### PROVIDED INFORMATION

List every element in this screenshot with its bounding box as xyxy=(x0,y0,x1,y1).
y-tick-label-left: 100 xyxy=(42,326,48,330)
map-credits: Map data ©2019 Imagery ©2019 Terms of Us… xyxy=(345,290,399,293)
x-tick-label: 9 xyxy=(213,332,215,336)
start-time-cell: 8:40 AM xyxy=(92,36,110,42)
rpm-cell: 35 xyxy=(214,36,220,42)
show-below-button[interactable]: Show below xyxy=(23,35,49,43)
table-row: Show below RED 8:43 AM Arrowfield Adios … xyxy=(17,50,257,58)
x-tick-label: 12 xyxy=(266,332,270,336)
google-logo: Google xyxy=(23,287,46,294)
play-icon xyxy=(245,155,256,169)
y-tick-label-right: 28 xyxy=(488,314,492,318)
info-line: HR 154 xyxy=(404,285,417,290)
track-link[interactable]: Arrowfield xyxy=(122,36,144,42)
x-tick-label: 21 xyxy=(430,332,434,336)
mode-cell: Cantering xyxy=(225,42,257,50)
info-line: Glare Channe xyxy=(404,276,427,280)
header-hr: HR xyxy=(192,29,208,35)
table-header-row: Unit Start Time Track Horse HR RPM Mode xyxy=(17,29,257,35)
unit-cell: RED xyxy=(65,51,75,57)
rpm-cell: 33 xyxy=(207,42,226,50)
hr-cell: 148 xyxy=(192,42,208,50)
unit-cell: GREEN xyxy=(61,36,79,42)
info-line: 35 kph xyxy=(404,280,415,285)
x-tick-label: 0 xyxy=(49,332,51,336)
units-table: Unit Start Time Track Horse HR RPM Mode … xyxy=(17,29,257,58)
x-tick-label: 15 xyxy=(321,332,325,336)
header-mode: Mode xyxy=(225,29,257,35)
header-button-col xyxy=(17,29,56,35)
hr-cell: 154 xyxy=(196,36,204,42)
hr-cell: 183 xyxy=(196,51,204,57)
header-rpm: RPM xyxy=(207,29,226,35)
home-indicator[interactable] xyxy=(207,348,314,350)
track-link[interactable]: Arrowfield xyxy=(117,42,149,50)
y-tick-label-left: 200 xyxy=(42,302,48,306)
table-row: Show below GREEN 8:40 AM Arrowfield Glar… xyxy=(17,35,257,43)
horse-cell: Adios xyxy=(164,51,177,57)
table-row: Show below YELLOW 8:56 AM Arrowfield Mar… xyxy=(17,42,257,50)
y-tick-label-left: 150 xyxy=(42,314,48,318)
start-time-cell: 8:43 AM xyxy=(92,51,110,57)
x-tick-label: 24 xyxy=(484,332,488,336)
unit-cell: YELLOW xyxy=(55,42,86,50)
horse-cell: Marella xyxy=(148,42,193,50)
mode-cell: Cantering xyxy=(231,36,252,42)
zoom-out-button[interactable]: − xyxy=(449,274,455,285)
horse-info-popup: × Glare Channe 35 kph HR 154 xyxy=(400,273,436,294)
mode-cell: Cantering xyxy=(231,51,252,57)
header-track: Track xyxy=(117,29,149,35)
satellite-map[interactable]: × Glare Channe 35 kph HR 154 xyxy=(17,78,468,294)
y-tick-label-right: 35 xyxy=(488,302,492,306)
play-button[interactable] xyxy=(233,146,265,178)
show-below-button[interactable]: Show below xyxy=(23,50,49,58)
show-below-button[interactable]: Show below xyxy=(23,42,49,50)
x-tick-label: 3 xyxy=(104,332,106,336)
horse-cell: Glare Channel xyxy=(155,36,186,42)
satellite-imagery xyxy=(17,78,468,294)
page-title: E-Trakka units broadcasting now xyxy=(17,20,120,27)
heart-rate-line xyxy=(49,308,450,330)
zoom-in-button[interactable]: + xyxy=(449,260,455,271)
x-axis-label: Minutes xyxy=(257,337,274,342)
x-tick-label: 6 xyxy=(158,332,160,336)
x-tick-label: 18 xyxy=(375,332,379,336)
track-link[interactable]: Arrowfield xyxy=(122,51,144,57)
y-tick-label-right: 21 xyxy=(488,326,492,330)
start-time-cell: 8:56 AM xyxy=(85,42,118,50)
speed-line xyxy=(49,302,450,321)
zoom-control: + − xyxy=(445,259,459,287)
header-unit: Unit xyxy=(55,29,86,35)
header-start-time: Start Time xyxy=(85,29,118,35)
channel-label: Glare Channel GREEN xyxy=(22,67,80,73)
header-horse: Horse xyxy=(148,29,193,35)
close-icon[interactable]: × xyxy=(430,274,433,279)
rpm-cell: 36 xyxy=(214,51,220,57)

* * *

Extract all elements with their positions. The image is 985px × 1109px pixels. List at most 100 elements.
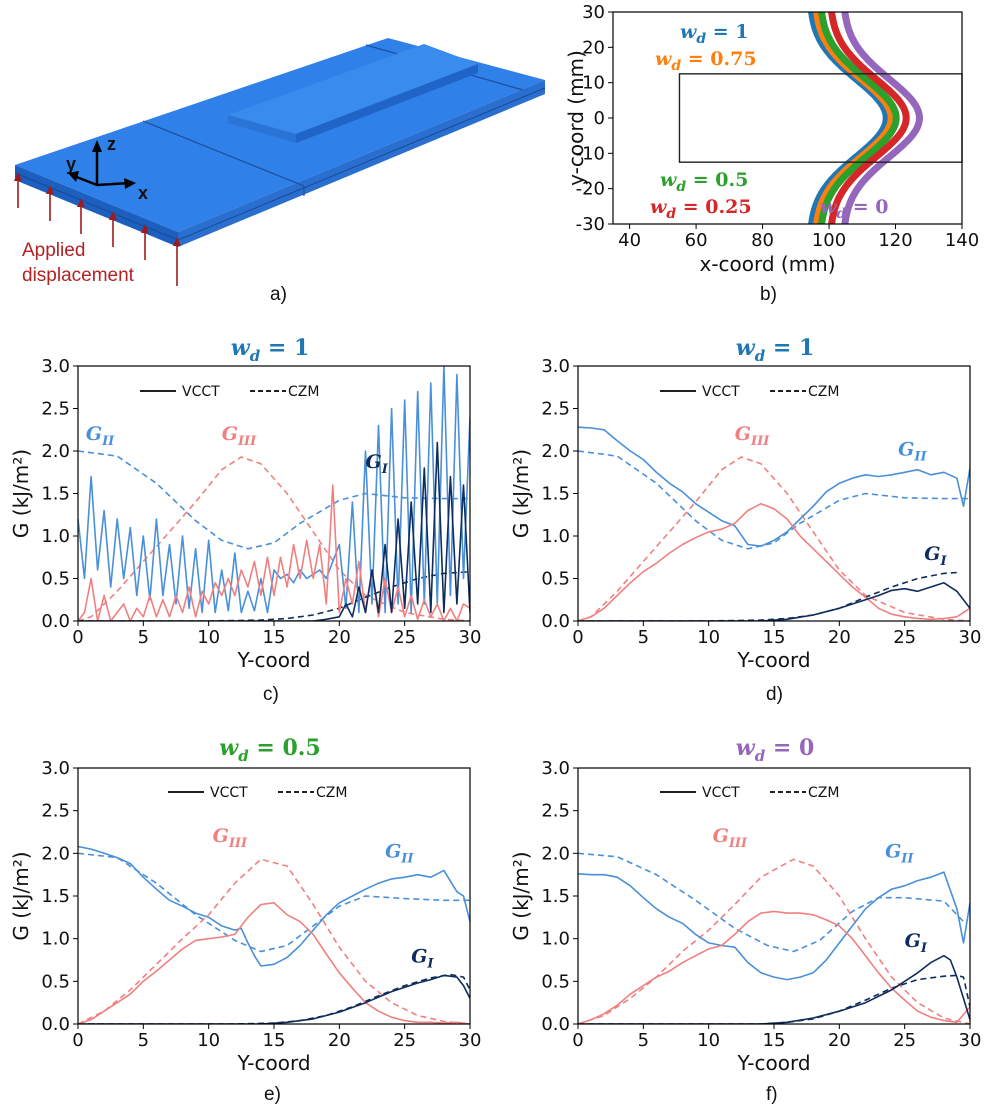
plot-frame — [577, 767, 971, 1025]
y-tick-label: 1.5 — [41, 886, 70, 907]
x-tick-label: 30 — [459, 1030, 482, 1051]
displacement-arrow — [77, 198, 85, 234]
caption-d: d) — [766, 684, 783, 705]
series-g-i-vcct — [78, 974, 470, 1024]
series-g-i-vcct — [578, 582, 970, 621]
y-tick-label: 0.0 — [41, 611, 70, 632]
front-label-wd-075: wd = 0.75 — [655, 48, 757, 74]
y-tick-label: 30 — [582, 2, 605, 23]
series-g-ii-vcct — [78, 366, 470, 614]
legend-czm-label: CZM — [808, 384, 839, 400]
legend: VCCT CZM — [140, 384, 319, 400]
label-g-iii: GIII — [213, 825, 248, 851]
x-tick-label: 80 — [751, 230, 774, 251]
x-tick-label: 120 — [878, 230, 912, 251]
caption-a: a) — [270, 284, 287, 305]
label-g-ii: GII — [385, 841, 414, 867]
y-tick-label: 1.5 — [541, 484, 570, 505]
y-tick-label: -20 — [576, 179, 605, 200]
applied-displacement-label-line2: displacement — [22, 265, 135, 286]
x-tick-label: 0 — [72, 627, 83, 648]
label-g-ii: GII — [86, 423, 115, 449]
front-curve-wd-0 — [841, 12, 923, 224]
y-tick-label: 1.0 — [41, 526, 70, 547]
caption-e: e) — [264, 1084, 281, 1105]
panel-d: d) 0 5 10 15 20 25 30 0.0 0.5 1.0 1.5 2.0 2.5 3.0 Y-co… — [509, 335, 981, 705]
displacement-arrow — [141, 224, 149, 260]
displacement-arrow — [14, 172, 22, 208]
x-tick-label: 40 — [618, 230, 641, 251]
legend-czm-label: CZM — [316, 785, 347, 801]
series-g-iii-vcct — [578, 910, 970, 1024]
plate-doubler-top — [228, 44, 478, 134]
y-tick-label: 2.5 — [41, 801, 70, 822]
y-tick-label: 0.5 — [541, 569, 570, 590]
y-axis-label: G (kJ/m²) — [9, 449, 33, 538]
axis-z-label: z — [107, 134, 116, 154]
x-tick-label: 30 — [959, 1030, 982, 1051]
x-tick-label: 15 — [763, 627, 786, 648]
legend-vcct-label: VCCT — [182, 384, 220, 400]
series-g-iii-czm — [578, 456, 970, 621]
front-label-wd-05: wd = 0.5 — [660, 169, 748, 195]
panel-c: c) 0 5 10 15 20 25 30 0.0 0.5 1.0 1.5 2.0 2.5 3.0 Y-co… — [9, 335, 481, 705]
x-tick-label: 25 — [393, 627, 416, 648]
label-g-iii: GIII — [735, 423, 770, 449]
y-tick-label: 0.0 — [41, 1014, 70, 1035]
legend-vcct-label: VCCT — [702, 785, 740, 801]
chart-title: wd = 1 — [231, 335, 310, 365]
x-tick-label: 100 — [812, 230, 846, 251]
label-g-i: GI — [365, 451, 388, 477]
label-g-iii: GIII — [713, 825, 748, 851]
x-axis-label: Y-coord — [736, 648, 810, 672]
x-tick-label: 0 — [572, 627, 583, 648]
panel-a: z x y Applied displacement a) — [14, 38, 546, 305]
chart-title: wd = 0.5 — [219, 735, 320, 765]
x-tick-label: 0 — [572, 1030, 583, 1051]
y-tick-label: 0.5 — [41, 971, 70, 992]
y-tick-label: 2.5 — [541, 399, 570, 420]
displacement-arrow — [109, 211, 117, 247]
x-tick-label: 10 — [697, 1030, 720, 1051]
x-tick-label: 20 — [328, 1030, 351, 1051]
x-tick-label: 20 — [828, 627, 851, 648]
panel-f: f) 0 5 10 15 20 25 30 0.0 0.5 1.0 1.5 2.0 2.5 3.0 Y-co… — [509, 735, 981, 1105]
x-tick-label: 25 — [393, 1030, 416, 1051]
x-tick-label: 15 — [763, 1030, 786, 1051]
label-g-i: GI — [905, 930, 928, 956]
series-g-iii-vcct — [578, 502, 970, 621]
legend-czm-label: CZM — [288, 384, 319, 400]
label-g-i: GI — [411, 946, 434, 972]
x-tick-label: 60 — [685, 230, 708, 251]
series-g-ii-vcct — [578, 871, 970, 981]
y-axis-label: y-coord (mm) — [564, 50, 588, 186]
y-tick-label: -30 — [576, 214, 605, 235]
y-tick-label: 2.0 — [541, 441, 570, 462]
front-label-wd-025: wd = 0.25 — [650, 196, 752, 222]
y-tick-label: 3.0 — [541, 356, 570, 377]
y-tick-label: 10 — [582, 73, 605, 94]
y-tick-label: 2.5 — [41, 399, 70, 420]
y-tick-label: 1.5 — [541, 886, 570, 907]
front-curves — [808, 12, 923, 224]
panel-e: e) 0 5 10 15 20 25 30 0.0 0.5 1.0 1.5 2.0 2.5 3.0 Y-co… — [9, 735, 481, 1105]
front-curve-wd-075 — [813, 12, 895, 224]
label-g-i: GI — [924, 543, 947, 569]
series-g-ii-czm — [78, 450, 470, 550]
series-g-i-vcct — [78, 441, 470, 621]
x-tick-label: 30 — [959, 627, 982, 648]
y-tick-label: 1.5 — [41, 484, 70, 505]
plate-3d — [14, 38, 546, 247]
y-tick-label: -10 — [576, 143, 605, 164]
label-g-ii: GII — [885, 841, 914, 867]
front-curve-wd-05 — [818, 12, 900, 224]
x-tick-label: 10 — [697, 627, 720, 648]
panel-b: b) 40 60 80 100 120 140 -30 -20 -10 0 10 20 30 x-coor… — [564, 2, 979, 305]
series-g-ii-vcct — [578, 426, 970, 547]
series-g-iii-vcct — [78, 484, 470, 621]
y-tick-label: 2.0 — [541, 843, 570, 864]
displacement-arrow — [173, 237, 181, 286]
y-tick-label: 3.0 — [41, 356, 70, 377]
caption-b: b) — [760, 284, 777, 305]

### TASK OBJECTIVE
Quote the stretch of data from the line containing "List every element" through the line containing "header-track: Track xyxy=(117,29,149,35)", both included.

### RESULT OF THIS EXERCISE
List every element in this screenshot with its bounding box as xyxy=(x0,y0,x1,y1).
y-tick-label-left: 100 xyxy=(42,326,48,330)
map-credits: Map data ©2019 Imagery ©2019 Terms of Us… xyxy=(345,290,399,293)
x-tick-label: 9 xyxy=(213,332,215,336)
start-time-cell: 8:40 AM xyxy=(92,36,110,42)
rpm-cell: 35 xyxy=(214,36,220,42)
show-below-button[interactable]: Show below xyxy=(23,35,49,43)
table-row: Show below RED 8:43 AM Arrowfield Adios … xyxy=(17,50,257,58)
x-tick-label: 12 xyxy=(266,332,270,336)
google-logo: Google xyxy=(23,287,46,294)
play-icon xyxy=(245,155,256,169)
y-tick-label-right: 28 xyxy=(488,314,492,318)
info-line: HR 154 xyxy=(404,285,417,290)
track-link[interactable]: Arrowfield xyxy=(122,36,144,42)
x-tick-label: 21 xyxy=(430,332,434,336)
mode-cell: Cantering xyxy=(225,42,257,50)
info-line: Glare Channe xyxy=(404,276,427,280)
header-hr: HR xyxy=(192,29,208,35)
table-header-row: Unit Start Time Track Horse HR RPM Mode xyxy=(17,29,257,35)
unit-cell: RED xyxy=(65,51,75,57)
rpm-cell: 33 xyxy=(207,42,226,50)
hr-cell: 148 xyxy=(192,42,208,50)
unit-cell: GREEN xyxy=(61,36,79,42)
info-line: 35 kph xyxy=(404,280,415,285)
x-tick-label: 0 xyxy=(49,332,51,336)
units-table: Unit Start Time Track Horse HR RPM Mode … xyxy=(17,29,257,58)
x-tick-label: 15 xyxy=(321,332,325,336)
header-mode: Mode xyxy=(225,29,257,35)
header-button-col xyxy=(17,29,56,35)
hr-cell: 154 xyxy=(196,36,204,42)
hr-cell: 183 xyxy=(196,51,204,57)
header-rpm: RPM xyxy=(207,29,226,35)
home-indicator[interactable] xyxy=(207,348,314,350)
track-link[interactable]: Arrowfield xyxy=(117,42,149,50)
y-tick-label-left: 200 xyxy=(42,302,48,306)
table-row: Show below GREEN 8:40 AM Arrowfield Glar… xyxy=(17,35,257,43)
horse-cell: Adios xyxy=(164,51,177,57)
table-row: Show below YELLOW 8:56 AM Arrowfield Mar… xyxy=(17,42,257,50)
y-tick-label-left: 150 xyxy=(42,314,48,318)
start-time-cell: 8:43 AM xyxy=(92,51,110,57)
x-tick-label: 24 xyxy=(484,332,488,336)
unit-cell: YELLOW xyxy=(55,42,86,50)
horse-cell: Marella xyxy=(148,42,193,50)
mode-cell: Cantering xyxy=(231,36,252,42)
zoom-out-button[interactable]: − xyxy=(449,274,455,285)
horse-info-popup: × Glare Channe 35 kph HR 154 xyxy=(400,273,436,294)
mode-cell: Cantering xyxy=(231,51,252,57)
header-track: Track xyxy=(117,29,149,35)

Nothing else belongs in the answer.